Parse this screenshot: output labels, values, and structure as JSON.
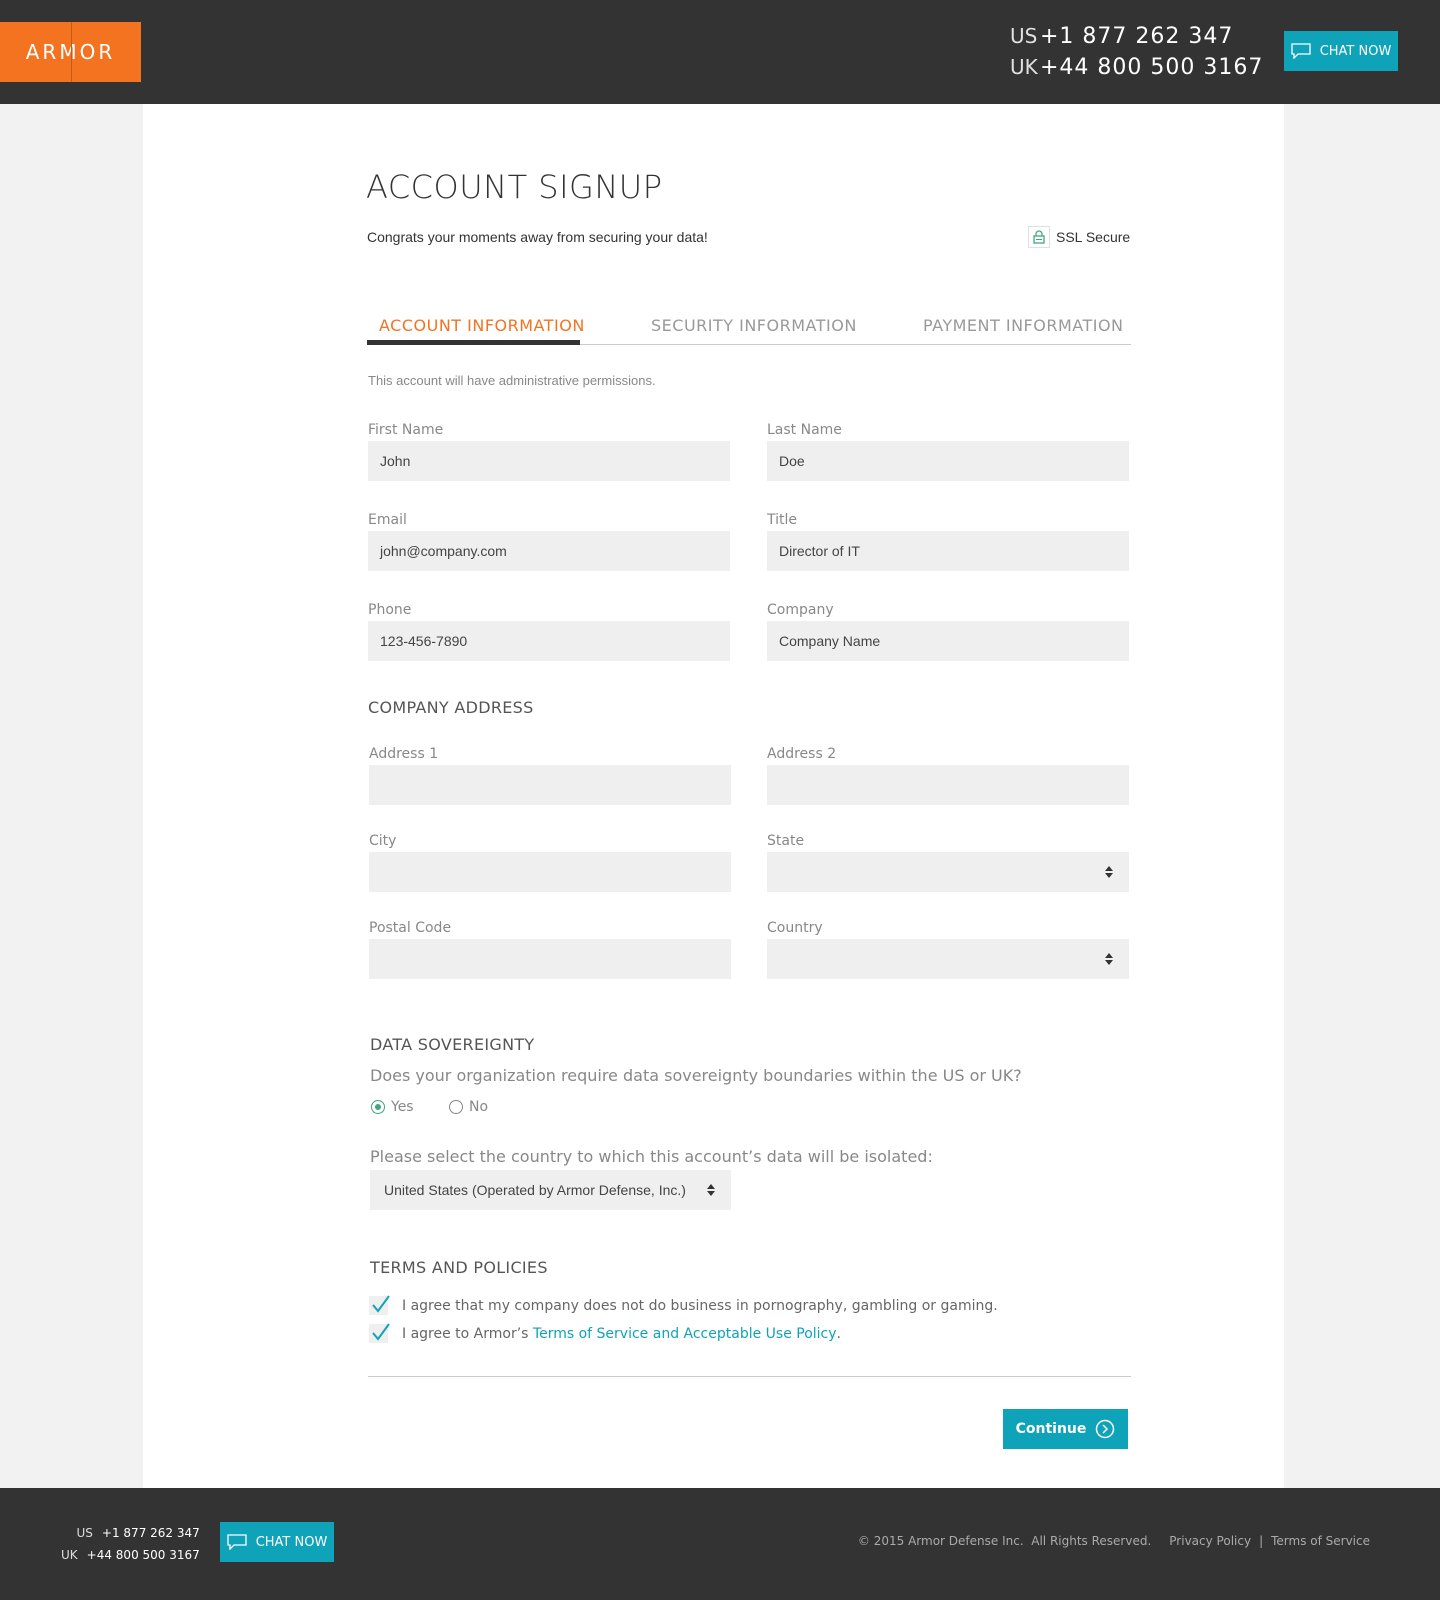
{
  "header": {
    "logo_text": "ARMOR",
    "us_code": "US",
    "us_phone": "+1 877 262 347",
    "uk_code": "UK",
    "uk_phone": "+44 800 500 3167",
    "chat_label": "CHAT NOW"
  },
  "page": {
    "title": "ACCOUNT SIGNUP",
    "subtitle": "Congrats your moments away from securing your data!",
    "ssl_label": "SSL Secure"
  },
  "tabs": [
    {
      "label": "ACCOUNT INFORMATION",
      "active": true
    },
    {
      "label": "SECURITY INFORMATION",
      "active": false
    },
    {
      "label": "PAYMENT INFORMATION",
      "active": false
    }
  ],
  "note": "This account will have administrative permissions.",
  "fields": {
    "first_name": {
      "label": "First Name",
      "value": "John"
    },
    "last_name": {
      "label": "Last Name",
      "value": "Doe"
    },
    "email": {
      "label": "Email",
      "value": "john@company.com"
    },
    "title": {
      "label": "Title",
      "value": "Director of IT"
    },
    "phone": {
      "label": "Phone",
      "value": "123-456-7890"
    },
    "company": {
      "label": "Company",
      "value": "Company Name"
    }
  },
  "address": {
    "section_title": "COMPANY ADDRESS",
    "address1": {
      "label": "Address 1",
      "value": ""
    },
    "address2": {
      "label": "Address 2",
      "value": ""
    },
    "city": {
      "label": "City",
      "value": ""
    },
    "state": {
      "label": "State",
      "value": ""
    },
    "postal": {
      "label": "Postal Code",
      "value": ""
    },
    "country": {
      "label": "Country",
      "value": ""
    }
  },
  "sovereignty": {
    "section_title": "DATA SOVEREIGNTY",
    "question": "Does your organization require data sovereignty boundaries within the US or UK?",
    "yes_label": "Yes",
    "no_label": "No",
    "selected": "Yes",
    "country_question": "Please select the country to which this account’s data will be isolated:",
    "country_value": "United States (Operated by Armor Defense, Inc.)"
  },
  "terms": {
    "section_title": "TERMS AND POLICIES",
    "agree1": "I agree that my company does not do business in pornography, gambling or gaming.",
    "agree2_prefix": "I agree to Armor’s ",
    "agree2_link": "Terms of Service and Acceptable Use Policy",
    "agree2_suffix": "."
  },
  "continue_label": "Continue",
  "footer": {
    "us_code": "US",
    "us_phone": "+1 877 262 347",
    "uk_code": "UK",
    "uk_phone": "+44 800 500 3167",
    "chat_label": "CHAT NOW",
    "copyright": "© 2015 Armor Defense Inc.  All Rights Reserved.",
    "privacy": "Privacy Policy",
    "separator": "|",
    "terms": "Terms of Service"
  },
  "colors": {
    "brand_orange": "#f37321",
    "accent_teal": "#0fa3b9",
    "dark_bar": "#333333",
    "radio_green": "#3fa77e"
  }
}
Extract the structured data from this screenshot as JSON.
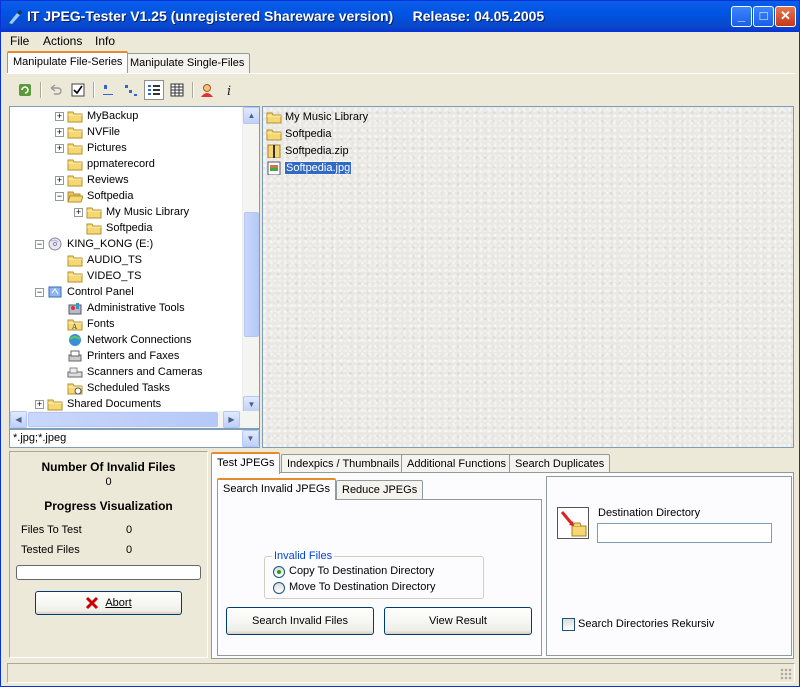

* [TO BE DONE] Return, from the data, each line that has the word "Defense" in it.

* [FINAL ANSWER]
    "country_value": "United States (Operated by Armor Defense, Inc.)"
    "copyright": "© 2015 Armor Defense Inc.  All Rights Reserved.",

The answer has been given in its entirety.